▶ _Data supplied_:
****************************************

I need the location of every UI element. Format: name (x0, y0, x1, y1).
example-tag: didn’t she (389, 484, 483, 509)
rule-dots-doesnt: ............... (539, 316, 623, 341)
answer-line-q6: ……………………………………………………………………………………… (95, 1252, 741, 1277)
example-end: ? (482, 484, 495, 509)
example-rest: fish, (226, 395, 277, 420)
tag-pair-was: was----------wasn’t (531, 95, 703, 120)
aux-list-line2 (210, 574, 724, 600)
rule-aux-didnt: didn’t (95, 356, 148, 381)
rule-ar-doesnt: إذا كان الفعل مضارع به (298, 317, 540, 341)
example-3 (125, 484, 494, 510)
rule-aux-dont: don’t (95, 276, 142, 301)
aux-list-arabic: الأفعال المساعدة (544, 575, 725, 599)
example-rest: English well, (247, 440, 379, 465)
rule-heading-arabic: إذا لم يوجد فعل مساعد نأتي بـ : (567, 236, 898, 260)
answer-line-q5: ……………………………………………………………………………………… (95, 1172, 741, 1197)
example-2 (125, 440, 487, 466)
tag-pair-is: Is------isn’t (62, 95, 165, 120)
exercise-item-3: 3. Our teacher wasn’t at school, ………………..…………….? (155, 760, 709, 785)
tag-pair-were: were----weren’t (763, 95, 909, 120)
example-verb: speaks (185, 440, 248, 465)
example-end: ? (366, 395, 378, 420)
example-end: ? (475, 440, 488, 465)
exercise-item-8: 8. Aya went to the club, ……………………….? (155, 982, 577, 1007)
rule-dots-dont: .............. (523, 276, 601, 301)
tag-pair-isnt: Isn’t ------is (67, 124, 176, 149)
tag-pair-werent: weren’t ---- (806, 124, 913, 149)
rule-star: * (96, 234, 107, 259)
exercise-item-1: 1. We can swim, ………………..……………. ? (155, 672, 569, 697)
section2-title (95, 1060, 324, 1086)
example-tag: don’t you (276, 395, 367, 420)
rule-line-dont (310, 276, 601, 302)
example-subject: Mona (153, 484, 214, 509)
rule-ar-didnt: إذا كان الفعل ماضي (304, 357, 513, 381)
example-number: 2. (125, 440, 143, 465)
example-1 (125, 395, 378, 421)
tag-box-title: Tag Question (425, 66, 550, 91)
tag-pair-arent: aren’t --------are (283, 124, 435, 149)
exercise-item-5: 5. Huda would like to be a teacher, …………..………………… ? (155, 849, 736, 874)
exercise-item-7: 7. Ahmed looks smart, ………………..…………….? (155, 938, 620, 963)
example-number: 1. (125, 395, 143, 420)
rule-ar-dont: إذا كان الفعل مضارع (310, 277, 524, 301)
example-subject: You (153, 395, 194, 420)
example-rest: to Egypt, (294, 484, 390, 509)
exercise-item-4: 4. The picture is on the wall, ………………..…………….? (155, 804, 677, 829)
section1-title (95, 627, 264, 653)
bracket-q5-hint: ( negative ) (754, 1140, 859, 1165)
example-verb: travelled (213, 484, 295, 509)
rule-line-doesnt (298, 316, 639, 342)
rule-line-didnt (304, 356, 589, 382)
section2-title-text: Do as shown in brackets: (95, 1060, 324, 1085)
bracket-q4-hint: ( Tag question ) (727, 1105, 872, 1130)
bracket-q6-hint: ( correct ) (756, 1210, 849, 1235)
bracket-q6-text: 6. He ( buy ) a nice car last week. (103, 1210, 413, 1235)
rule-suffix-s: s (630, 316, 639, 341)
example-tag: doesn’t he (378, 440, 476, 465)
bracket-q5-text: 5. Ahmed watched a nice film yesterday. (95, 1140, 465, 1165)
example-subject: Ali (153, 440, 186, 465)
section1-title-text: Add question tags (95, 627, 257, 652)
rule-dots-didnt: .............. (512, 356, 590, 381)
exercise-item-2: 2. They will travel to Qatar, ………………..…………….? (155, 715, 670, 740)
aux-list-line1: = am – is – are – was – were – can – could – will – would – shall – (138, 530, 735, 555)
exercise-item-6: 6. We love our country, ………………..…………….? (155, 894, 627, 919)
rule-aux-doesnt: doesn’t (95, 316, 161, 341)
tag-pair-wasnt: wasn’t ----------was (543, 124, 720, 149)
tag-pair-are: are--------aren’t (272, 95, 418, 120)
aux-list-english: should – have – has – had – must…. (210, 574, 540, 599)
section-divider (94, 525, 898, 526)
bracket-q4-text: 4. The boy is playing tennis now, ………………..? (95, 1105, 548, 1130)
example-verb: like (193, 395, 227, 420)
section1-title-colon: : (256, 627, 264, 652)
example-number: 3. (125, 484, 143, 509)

****************************************

Show each line of the listing above that contains the string "like". Case counts.

exercise-item-5: 5. Huda would like to be a teacher, …………..………………… ? (155, 849, 736, 874)
example-verb: like (193, 395, 227, 420)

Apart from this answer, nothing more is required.